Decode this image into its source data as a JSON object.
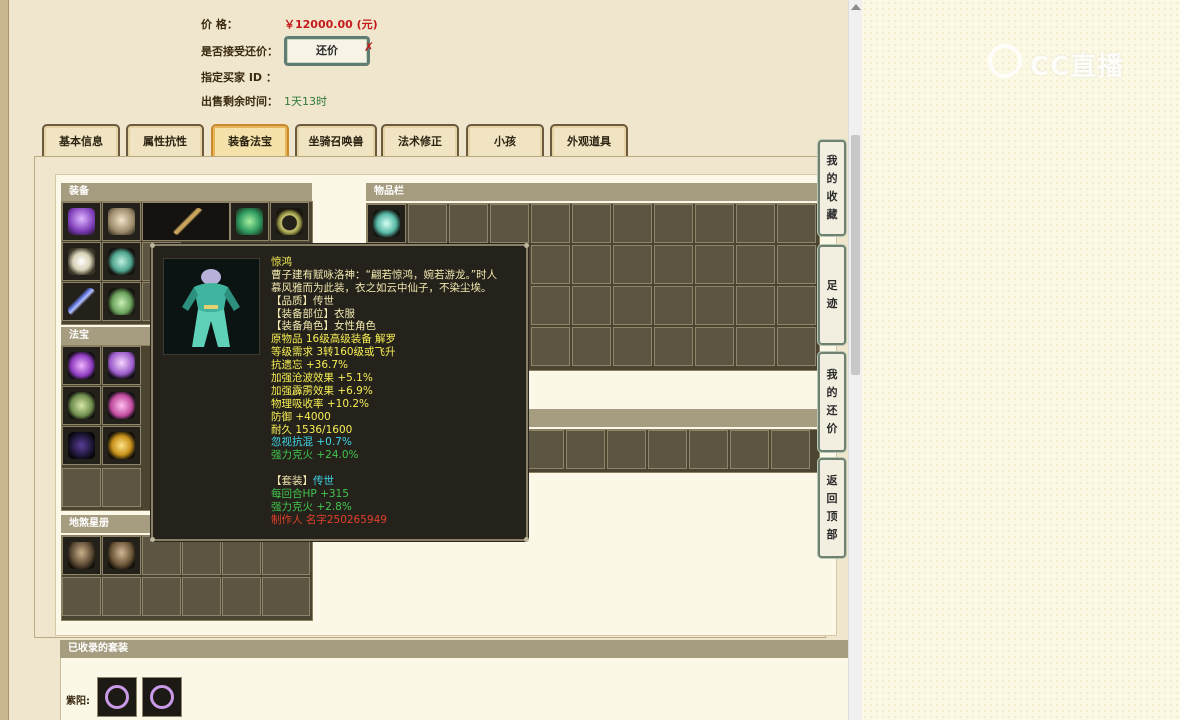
{
  "listing": {
    "price_label": "价        格：",
    "price_value": "￥12000.00 (元)",
    "accept_counter_label": "是否接受还价：",
    "counter_button": "还价",
    "counter_mark": "✗",
    "buyer_id_label": "指定买家 ID ：",
    "remaining_label": "出售剩余时间：",
    "remaining_value": "1天13时"
  },
  "tabs": [
    {
      "label": "基本信息"
    },
    {
      "label": "属性抗性"
    },
    {
      "label": "装备法宝"
    },
    {
      "label": "坐骑召唤兽"
    },
    {
      "label": "法术修正"
    },
    {
      "label": "小孩"
    },
    {
      "label": "外观道具"
    }
  ],
  "active_tab": "装备法宝",
  "sections": {
    "equipment": "装备",
    "inventory": "物品栏",
    "treasure": "法宝",
    "earth_star": "地煞星册",
    "collected_sets": "已收录的套装"
  },
  "collected_sets": {
    "row_label": "紫阳:"
  },
  "tooltip": {
    "name": "惊鸿",
    "lines": [
      {
        "text": "曹子建有赋咏洛神：“翩若惊鸿，婉若游龙。”时人",
        "color": "white"
      },
      {
        "text": "慕风雅而为此装，衣之如云中仙子，不染尘埃。",
        "color": "white"
      },
      {
        "text": "【品质】传世",
        "color": "white"
      },
      {
        "text": "【装备部位】衣服",
        "color": "white"
      },
      {
        "text": "【装备角色】女性角色",
        "color": "white"
      },
      {
        "text": "原物品 16级高级装备 解罗",
        "color": "yellow"
      },
      {
        "text": "等级需求 3转160级或飞升",
        "color": "yellow"
      },
      {
        "text": "抗遗忘 +36.7%",
        "color": "yellow"
      },
      {
        "text": "加强沧波效果 +5.1%",
        "color": "yellow"
      },
      {
        "text": "加强霹雳效果 +6.9%",
        "color": "yellow"
      },
      {
        "text": "物理吸收率 +10.2%",
        "color": "yellow"
      },
      {
        "text": "防御 +4000",
        "color": "yellow"
      },
      {
        "text": "耐久 1536/1600",
        "color": "yellow"
      },
      {
        "text": "忽视抗混 +0.7%",
        "color": "cyan"
      },
      {
        "text": "强力克火 +24.0%",
        "color": "green"
      },
      {
        "text": "",
        "color": "white"
      },
      {
        "text": "【套装】传世",
        "color": "mixed"
      },
      {
        "text": "每回合HP +315",
        "color": "green"
      },
      {
        "text": "强力克火 +2.8%",
        "color": "green"
      },
      {
        "text": "制作人 名字250265949",
        "color": "red"
      }
    ]
  },
  "side_buttons": [
    {
      "chars": [
        "我",
        "的",
        "收",
        "藏"
      ]
    },
    {
      "chars": [
        "足",
        "迹"
      ]
    },
    {
      "chars": [
        "我",
        "的",
        "还",
        "价"
      ]
    },
    {
      "chars": [
        "返",
        "回",
        "顶",
        "部"
      ]
    }
  ],
  "watermark": "CC直播",
  "icons": {
    "equipment_items": [
      "jellyfish-helm-icon",
      "skull-hat-icon",
      "whip-weapon-icon",
      "feather-mask-icon",
      "bead-necklace-icon",
      "white-flower-icon",
      "jade-dress-icon",
      "green-boots-icon",
      "sword-icon"
    ],
    "inventory_items": [
      "jade-bracelet-icon"
    ],
    "treasure_items": [
      "purple-cube-icon",
      "lantern-icon",
      "cactus-icon",
      "pink-lamp-icon",
      "dark-orb-icon",
      "golden-pillar-icon"
    ],
    "earth_star_items": [
      "warrior-portrait-icon",
      "monk-portrait-icon"
    ],
    "set_items": [
      "purple-ring-icon",
      "purple-ring-icon"
    ]
  },
  "colors": {
    "price": "#c41a1a",
    "remaining_time": "#2f7a3a",
    "active_tab_border": "#c98a2e",
    "tooltip_bg": "#25221b"
  }
}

● **Problem details**:
Your task is an exact transcription of all the data, minus the pictures.

● **Output below**:
Decode this image into its source data as a JSON object.
{
  "listing": {
    "price_label": "价        格：",
    "price_value": "￥12000.00 (元)",
    "accept_counter_label": "是否接受还价：",
    "counter_button": "还价",
    "counter_mark": "✗",
    "buyer_id_label": "指定买家 ID ：",
    "remaining_label": "出售剩余时间：",
    "remaining_value": "1天13时"
  },
  "tabs": [
    {
      "label": "基本信息"
    },
    {
      "label": "属性抗性"
    },
    {
      "label": "装备法宝"
    },
    {
      "label": "坐骑召唤兽"
    },
    {
      "label": "法术修正"
    },
    {
      "label": "小孩"
    },
    {
      "label": "外观道具"
    }
  ],
  "active_tab": "装备法宝",
  "sections": {
    "equipment": "装备",
    "inventory": "物品栏",
    "treasure": "法宝",
    "earth_star": "地煞星册",
    "collected_sets": "已收录的套装"
  },
  "collected_sets": {
    "row_label": "紫阳:"
  },
  "tooltip": {
    "name": "惊鸿",
    "lines": [
      {
        "text": "曹子建有赋咏洛神：“翩若惊鸿，婉若游龙。”时人",
        "color": "white"
      },
      {
        "text": "慕风雅而为此装，衣之如云中仙子，不染尘埃。",
        "color": "white"
      },
      {
        "text": "【品质】传世",
        "color": "white"
      },
      {
        "text": "【装备部位】衣服",
        "color": "white"
      },
      {
        "text": "【装备角色】女性角色",
        "color": "white"
      },
      {
        "text": "原物品 16级高级装备 解罗",
        "color": "yellow"
      },
      {
        "text": "等级需求 3转160级或飞升",
        "color": "yellow"
      },
      {
        "text": "抗遗忘 +36.7%",
        "color": "yellow"
      },
      {
        "text": "加强沧波效果 +5.1%",
        "color": "yellow"
      },
      {
        "text": "加强霹雳效果 +6.9%",
        "color": "yellow"
      },
      {
        "text": "物理吸收率 +10.2%",
        "color": "yellow"
      },
      {
        "text": "防御 +4000",
        "color": "yellow"
      },
      {
        "text": "耐久 1536/1600",
        "color": "yellow"
      },
      {
        "text": "忽视抗混 +0.7%",
        "color": "cyan"
      },
      {
        "text": "强力克火 +24.0%",
        "color": "green"
      },
      {
        "text": "",
        "color": "white"
      },
      {
        "text": "【套装】传世",
        "color": "mixed"
      },
      {
        "text": "每回合HP +315",
        "color": "green"
      },
      {
        "text": "强力克火 +2.8%",
        "color": "green"
      },
      {
        "text": "制作人 名字250265949",
        "color": "red"
      }
    ]
  },
  "side_buttons": [
    {
      "chars": [
        "我",
        "的",
        "收",
        "藏"
      ]
    },
    {
      "chars": [
        "足",
        "迹"
      ]
    },
    {
      "chars": [
        "我",
        "的",
        "还",
        "价"
      ]
    },
    {
      "chars": [
        "返",
        "回",
        "顶",
        "部"
      ]
    }
  ],
  "watermark": "CC直播",
  "icons": {
    "equipment_items": [
      "jellyfish-helm-icon",
      "skull-hat-icon",
      "whip-weapon-icon",
      "feather-mask-icon",
      "bead-necklace-icon",
      "white-flower-icon",
      "jade-dress-icon",
      "green-boots-icon",
      "sword-icon"
    ],
    "inventory_items": [
      "jade-bracelet-icon"
    ],
    "treasure_items": [
      "purple-cube-icon",
      "lantern-icon",
      "cactus-icon",
      "pink-lamp-icon",
      "dark-orb-icon",
      "golden-pillar-icon"
    ],
    "earth_star_items": [
      "warrior-portrait-icon",
      "monk-portrait-icon"
    ],
    "set_items": [
      "purple-ring-icon",
      "purple-ring-icon"
    ]
  },
  "colors": {
    "price": "#c41a1a",
    "remaining_time": "#2f7a3a",
    "active_tab_border": "#c98a2e",
    "tooltip_bg": "#25221b"
  }
}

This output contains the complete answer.